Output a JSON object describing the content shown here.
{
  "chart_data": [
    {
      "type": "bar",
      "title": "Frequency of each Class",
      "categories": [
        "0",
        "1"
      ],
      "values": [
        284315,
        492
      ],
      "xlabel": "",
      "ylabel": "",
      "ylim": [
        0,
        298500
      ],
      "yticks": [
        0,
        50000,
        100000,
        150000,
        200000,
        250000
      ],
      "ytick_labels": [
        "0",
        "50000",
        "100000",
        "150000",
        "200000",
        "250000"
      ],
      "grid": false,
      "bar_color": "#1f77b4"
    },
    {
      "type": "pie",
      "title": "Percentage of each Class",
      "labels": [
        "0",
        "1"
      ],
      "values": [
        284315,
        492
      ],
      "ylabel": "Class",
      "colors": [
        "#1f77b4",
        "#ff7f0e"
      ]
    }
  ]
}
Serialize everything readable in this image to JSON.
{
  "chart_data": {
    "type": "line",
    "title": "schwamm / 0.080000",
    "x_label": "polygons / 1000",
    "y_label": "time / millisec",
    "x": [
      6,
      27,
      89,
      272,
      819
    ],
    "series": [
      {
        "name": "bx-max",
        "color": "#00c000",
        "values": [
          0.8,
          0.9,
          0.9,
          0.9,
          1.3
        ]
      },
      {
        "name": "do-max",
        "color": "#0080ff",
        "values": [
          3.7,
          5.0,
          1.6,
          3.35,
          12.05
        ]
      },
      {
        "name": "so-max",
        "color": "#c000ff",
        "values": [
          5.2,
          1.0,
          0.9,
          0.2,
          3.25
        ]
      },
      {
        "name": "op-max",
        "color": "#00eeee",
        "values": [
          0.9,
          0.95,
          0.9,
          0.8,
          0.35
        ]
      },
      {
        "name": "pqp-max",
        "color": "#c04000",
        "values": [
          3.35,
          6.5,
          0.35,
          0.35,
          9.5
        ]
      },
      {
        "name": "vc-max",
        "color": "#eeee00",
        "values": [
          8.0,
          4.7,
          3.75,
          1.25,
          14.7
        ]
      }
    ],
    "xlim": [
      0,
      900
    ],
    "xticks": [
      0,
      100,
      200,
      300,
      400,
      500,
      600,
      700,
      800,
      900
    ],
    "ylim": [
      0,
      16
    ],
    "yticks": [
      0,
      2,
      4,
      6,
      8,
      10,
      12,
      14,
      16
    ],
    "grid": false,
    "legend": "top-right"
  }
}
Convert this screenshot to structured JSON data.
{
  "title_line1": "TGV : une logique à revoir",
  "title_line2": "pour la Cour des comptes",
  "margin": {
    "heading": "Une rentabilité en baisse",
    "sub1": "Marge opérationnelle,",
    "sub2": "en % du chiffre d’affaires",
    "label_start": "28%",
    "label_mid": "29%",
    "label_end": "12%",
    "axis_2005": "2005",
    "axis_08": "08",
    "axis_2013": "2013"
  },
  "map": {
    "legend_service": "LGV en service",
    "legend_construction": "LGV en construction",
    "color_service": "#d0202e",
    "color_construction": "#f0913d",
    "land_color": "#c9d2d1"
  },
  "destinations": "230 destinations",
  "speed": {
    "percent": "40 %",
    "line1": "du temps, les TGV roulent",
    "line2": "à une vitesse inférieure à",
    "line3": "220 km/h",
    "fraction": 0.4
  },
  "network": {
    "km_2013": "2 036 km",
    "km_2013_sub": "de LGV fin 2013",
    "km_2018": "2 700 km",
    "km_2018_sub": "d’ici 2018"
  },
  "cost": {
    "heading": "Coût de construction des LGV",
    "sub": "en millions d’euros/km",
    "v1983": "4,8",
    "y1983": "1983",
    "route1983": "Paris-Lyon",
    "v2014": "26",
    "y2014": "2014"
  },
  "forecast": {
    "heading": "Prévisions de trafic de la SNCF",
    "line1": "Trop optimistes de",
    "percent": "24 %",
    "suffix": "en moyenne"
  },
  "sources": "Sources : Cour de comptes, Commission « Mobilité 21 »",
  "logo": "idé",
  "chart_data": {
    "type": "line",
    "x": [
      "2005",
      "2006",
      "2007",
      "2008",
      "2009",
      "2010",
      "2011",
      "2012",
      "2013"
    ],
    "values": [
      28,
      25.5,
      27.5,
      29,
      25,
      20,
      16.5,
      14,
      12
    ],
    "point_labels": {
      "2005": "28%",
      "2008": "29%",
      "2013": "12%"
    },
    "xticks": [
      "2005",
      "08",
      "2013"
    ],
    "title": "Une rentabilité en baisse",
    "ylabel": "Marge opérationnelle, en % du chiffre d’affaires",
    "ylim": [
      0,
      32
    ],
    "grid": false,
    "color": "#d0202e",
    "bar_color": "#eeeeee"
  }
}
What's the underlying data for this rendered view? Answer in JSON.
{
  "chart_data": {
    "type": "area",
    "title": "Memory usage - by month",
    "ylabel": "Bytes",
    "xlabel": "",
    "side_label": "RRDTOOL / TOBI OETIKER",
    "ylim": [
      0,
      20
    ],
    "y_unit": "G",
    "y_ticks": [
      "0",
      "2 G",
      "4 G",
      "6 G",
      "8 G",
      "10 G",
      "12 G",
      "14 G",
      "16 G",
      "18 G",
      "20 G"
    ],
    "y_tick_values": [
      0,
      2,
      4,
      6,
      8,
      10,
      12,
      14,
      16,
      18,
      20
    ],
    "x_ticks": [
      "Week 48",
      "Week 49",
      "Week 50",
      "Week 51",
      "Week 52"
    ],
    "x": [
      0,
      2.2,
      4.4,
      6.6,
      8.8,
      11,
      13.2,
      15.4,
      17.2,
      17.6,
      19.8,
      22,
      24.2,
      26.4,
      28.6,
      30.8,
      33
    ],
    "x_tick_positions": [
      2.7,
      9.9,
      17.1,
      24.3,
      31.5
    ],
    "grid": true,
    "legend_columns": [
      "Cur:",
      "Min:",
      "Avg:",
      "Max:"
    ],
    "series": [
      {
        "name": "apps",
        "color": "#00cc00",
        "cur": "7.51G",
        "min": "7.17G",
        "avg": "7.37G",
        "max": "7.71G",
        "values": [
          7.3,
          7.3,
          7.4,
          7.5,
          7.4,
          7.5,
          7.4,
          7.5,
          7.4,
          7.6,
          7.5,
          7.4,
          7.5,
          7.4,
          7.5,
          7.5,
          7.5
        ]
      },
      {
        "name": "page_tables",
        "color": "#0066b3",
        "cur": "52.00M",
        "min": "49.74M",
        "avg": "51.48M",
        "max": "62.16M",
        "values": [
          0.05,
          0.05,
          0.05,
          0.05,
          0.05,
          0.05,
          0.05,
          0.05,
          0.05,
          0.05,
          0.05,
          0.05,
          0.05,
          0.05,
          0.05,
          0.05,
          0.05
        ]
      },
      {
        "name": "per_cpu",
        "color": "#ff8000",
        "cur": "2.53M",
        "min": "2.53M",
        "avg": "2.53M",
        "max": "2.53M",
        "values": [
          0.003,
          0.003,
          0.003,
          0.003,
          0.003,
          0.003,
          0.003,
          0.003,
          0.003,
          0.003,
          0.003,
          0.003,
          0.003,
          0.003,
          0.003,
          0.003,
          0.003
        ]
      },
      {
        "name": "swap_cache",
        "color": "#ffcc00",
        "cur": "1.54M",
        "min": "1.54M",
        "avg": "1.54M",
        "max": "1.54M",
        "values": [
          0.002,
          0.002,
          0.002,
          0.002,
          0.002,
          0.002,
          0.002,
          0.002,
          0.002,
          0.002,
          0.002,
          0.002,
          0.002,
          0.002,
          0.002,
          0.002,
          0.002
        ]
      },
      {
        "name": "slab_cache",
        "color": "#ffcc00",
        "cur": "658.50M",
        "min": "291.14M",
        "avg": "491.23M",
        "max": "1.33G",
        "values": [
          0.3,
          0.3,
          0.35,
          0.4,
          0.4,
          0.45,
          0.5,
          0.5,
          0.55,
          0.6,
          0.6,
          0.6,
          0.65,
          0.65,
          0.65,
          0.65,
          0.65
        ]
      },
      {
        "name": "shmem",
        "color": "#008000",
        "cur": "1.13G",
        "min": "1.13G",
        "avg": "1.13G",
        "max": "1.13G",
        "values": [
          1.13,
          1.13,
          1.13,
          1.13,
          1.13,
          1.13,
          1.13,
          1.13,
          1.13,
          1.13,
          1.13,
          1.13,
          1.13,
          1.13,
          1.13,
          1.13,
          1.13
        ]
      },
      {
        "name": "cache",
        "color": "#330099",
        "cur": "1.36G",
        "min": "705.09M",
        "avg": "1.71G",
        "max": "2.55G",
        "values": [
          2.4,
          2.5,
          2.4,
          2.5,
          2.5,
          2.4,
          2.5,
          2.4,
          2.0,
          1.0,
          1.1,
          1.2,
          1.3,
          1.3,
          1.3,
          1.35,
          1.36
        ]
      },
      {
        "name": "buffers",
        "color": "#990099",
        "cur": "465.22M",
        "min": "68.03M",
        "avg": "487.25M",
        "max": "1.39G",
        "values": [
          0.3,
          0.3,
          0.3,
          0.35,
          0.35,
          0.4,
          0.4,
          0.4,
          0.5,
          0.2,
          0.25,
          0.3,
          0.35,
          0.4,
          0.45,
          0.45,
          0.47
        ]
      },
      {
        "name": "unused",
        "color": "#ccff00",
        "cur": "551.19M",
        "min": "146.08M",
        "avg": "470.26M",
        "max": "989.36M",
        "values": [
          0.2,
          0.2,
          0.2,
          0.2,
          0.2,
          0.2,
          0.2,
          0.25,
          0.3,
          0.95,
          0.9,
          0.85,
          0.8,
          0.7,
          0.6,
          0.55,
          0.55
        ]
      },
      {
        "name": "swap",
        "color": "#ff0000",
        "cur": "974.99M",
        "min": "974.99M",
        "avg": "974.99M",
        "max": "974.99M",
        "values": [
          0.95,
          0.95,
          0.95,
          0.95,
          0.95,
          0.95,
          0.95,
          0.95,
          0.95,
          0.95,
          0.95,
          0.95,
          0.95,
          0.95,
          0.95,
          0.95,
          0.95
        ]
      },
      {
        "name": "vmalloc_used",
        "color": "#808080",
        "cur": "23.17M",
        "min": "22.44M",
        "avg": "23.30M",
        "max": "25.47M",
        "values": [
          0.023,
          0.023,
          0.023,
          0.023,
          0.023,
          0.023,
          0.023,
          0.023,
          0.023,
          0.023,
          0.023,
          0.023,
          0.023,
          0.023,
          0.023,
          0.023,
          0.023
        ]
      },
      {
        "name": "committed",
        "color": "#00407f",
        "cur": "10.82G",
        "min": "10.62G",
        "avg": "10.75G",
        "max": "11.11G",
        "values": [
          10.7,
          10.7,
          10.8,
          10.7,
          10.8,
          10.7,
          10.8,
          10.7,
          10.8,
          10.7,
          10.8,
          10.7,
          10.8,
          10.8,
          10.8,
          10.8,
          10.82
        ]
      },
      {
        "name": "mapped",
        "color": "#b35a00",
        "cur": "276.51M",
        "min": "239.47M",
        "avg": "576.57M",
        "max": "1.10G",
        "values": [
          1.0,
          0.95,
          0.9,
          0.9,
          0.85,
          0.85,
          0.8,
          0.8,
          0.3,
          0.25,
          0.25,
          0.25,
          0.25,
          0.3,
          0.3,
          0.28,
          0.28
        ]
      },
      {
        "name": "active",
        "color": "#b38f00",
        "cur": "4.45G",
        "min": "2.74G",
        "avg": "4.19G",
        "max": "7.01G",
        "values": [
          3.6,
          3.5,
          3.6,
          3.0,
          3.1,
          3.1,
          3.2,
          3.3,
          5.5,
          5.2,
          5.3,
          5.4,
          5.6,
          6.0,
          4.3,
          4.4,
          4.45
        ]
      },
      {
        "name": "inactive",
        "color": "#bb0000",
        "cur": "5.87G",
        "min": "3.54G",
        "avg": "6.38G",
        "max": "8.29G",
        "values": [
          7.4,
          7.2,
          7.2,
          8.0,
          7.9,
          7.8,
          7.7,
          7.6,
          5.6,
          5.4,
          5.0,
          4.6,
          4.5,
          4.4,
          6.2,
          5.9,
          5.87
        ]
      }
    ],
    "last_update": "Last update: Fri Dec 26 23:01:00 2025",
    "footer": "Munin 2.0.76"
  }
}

- - -

- EXERCISE PROMPT -
From the listing above, pick out each line where the word "chiffre" appears.

- COMPLETE RESPONSE -
    "sub2": "en % du chiffre d’affaires",
    "ylabel": "Marge opérationnelle, en % du chiffre d’affaires",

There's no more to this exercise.